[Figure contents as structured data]
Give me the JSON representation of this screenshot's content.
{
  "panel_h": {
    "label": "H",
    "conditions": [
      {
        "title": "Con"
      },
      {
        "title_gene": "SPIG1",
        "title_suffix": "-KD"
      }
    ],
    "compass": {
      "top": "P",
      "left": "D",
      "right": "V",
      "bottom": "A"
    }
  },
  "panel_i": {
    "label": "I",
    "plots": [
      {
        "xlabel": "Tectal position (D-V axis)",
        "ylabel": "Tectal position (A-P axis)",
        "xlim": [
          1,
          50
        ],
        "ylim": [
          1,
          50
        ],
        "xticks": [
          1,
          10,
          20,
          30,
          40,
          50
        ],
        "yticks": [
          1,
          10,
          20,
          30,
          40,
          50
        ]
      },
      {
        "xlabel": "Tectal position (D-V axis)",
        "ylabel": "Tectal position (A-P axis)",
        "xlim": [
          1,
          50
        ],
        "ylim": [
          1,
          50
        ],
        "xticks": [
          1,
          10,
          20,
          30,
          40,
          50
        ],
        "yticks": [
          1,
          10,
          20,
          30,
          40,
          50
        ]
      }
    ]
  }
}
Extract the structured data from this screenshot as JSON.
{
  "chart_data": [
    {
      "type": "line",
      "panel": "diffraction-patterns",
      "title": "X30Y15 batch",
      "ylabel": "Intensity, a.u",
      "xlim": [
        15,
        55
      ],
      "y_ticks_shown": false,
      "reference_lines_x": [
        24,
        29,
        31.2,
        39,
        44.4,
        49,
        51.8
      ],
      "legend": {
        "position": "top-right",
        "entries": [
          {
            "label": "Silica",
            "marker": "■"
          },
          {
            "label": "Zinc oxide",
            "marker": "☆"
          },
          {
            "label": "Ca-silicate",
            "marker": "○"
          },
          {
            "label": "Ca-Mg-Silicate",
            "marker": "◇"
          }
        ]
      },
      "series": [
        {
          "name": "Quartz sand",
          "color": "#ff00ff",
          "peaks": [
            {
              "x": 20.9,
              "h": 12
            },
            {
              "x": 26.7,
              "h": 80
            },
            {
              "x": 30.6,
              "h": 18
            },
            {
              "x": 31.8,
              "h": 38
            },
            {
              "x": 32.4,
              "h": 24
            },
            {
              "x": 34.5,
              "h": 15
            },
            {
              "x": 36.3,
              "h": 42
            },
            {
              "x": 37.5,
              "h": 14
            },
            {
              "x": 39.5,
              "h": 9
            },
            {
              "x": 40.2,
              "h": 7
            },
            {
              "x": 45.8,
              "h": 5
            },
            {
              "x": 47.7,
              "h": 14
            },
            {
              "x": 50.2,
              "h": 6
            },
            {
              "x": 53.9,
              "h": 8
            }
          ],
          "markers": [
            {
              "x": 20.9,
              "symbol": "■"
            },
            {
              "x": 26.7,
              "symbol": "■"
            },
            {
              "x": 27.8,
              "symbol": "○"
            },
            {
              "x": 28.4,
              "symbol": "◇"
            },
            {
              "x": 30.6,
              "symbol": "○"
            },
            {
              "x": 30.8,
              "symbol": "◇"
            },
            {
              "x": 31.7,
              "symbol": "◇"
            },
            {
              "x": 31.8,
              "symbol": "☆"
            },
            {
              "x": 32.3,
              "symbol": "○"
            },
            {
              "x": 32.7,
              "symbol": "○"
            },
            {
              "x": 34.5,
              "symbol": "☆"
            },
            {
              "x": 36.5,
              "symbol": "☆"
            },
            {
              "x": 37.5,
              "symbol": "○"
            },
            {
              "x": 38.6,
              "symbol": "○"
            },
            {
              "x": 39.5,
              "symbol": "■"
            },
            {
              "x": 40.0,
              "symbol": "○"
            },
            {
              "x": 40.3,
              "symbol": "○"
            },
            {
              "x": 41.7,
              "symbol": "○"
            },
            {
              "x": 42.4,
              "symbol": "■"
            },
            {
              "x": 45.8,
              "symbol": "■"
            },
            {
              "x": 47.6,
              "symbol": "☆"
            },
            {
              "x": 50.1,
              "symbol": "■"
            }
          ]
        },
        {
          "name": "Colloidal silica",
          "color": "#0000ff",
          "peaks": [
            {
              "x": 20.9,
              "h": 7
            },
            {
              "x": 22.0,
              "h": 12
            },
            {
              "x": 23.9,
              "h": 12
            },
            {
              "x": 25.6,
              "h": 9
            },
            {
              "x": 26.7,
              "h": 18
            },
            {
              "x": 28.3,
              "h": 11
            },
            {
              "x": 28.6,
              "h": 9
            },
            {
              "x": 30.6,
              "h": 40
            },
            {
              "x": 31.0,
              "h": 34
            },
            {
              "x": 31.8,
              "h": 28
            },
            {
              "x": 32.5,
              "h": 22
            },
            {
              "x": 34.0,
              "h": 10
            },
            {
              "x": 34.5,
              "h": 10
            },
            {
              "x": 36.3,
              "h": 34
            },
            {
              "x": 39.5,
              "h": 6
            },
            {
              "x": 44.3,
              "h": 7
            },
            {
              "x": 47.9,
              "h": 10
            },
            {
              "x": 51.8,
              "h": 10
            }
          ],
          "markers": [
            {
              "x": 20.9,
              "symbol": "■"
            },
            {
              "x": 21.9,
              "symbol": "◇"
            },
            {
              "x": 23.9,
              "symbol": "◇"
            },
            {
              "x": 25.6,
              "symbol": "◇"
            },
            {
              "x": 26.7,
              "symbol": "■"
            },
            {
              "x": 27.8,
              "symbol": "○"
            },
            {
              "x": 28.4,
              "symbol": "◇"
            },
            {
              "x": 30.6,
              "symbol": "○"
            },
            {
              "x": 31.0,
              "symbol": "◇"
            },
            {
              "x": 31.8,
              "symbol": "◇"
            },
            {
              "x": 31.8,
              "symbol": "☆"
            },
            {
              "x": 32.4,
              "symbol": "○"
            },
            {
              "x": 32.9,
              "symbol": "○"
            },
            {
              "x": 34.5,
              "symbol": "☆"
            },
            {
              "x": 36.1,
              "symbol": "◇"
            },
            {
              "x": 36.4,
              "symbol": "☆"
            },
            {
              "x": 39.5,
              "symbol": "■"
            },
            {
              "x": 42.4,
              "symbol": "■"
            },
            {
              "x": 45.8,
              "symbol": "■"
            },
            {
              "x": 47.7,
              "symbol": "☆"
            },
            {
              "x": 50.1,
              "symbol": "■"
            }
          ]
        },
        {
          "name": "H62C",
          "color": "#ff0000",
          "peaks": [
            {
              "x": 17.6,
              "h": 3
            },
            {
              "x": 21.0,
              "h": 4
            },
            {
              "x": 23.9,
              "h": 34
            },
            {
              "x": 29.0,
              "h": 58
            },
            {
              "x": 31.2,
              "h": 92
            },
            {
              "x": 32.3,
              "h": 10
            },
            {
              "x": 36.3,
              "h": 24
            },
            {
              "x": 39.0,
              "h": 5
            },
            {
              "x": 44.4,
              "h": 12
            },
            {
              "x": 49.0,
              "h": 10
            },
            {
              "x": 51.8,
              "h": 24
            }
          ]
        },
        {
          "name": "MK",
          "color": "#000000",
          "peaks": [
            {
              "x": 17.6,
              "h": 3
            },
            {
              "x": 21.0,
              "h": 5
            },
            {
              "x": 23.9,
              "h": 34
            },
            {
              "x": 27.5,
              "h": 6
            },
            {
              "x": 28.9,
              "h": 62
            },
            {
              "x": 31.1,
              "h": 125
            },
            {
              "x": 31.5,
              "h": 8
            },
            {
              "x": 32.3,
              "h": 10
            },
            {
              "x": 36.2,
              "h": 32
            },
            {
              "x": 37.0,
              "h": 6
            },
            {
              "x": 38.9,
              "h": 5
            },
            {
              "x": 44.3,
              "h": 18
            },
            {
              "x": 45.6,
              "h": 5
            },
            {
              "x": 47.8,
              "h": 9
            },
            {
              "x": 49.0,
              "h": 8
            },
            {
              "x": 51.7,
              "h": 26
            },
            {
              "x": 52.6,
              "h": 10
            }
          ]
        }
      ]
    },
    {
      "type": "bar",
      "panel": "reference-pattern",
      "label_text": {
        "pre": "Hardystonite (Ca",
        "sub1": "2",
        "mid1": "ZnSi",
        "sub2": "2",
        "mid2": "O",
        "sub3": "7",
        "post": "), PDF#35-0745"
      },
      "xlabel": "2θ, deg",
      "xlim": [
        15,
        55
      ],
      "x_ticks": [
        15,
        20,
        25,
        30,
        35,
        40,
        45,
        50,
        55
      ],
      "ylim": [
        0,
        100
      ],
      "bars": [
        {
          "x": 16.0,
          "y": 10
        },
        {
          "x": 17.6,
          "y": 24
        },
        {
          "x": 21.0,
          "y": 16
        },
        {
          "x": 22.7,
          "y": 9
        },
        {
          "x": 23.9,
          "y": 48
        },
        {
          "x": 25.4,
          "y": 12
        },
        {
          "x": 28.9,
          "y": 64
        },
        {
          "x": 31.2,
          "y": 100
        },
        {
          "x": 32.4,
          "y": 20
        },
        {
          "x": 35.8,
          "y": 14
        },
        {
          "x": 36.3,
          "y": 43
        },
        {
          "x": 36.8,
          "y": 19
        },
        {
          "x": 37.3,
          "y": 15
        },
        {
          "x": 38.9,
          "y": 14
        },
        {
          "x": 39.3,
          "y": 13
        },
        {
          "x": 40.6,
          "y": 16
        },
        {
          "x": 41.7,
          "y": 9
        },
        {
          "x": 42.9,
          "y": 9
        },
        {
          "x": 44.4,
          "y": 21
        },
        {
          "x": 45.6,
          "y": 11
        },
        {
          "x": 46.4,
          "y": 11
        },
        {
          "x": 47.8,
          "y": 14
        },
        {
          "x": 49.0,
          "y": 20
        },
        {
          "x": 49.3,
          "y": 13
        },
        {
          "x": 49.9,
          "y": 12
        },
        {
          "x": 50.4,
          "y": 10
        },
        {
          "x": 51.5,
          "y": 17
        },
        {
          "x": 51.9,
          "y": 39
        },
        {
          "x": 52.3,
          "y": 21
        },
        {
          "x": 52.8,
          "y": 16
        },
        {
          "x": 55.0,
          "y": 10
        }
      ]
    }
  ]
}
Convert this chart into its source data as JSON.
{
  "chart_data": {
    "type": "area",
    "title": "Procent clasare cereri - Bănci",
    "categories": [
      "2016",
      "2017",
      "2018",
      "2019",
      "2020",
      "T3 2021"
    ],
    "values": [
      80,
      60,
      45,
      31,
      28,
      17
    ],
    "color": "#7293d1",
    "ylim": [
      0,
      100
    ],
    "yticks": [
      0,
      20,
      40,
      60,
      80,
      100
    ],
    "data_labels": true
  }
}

Exercise goal
Please quote nothing but the lines from the line with "Convert this chart" through the end of the data above, exactly as written, ends included.

Answer in full
Convert this chart into its source data as JSON.
{
  "chart_data": {
    "type": "area",
    "title": "Procent clasare cereri - Bănci",
    "categories": [
      "2016",
      "2017",
      "2018",
      "2019",
      "2020",
      "T3 2021"
    ],
    "values": [
      80,
      60,
      45,
      31,
      28,
      17
    ],
    "color": "#7293d1",
    "ylim": [
      0,
      100
    ],
    "yticks": [
      0,
      20,
      40,
      60,
      80,
      100
    ],
    "data_labels": true
  }
}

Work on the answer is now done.